(Collected data entries)
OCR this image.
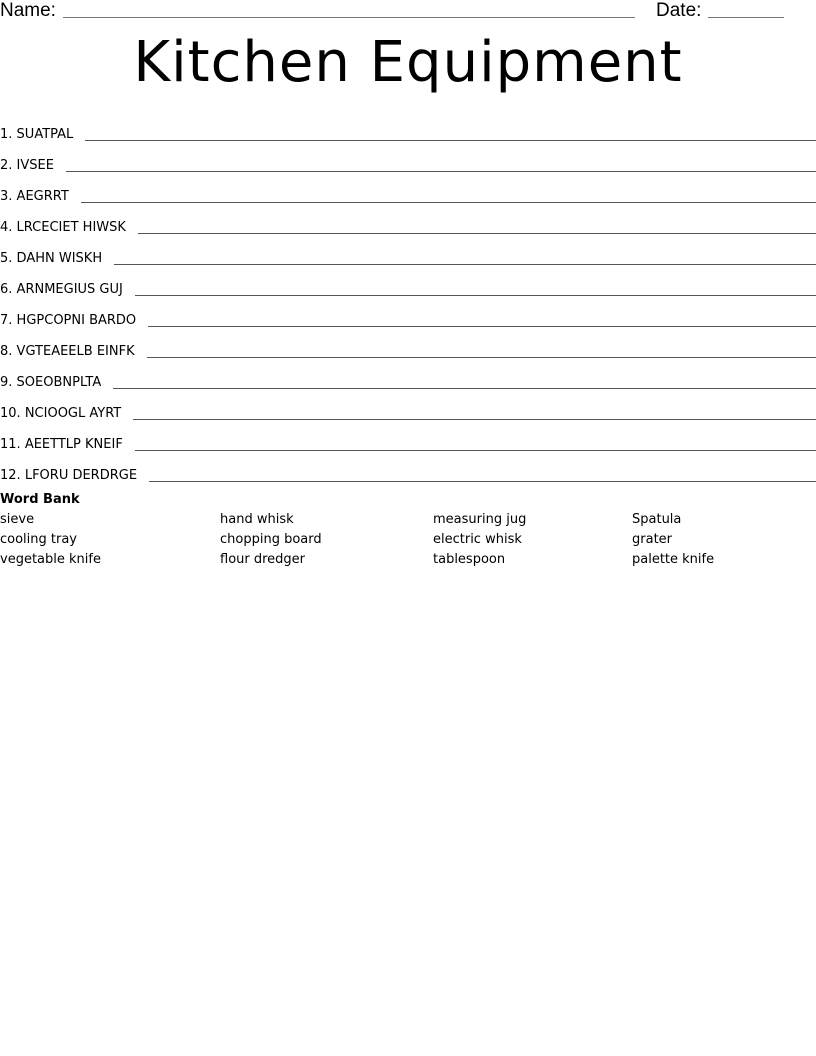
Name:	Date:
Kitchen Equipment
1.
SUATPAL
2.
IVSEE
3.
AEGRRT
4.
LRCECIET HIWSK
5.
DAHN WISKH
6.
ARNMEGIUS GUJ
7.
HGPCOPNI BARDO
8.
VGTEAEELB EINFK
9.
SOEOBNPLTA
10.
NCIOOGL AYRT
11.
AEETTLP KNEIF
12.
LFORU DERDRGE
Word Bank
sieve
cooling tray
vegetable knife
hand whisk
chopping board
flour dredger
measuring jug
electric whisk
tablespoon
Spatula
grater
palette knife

TASK STATEMENT
Without the pictures, write out the whole listing above exactly as it appears.

TASK SOLUTION
OCR this image.
Name:	Date:
Kitchen Equipment
1.
SUATPAL
2.
IVSEE
3.
AEGRRT
4.
LRCECIET HIWSK
5.
DAHN WISKH
6.
ARNMEGIUS GUJ
7.
HGPCOPNI BARDO
8.
VGTEAEELB EINFK
9.
SOEOBNPLTA
10.
NCIOOGL AYRT
11.
AEETTLP KNEIF
12.
LFORU DERDRGE
Word Bank
sieve
cooling tray
vegetable knife
hand whisk
chopping board
flour dredger
measuring jug
electric whisk
tablespoon
Spatula
grater
palette knife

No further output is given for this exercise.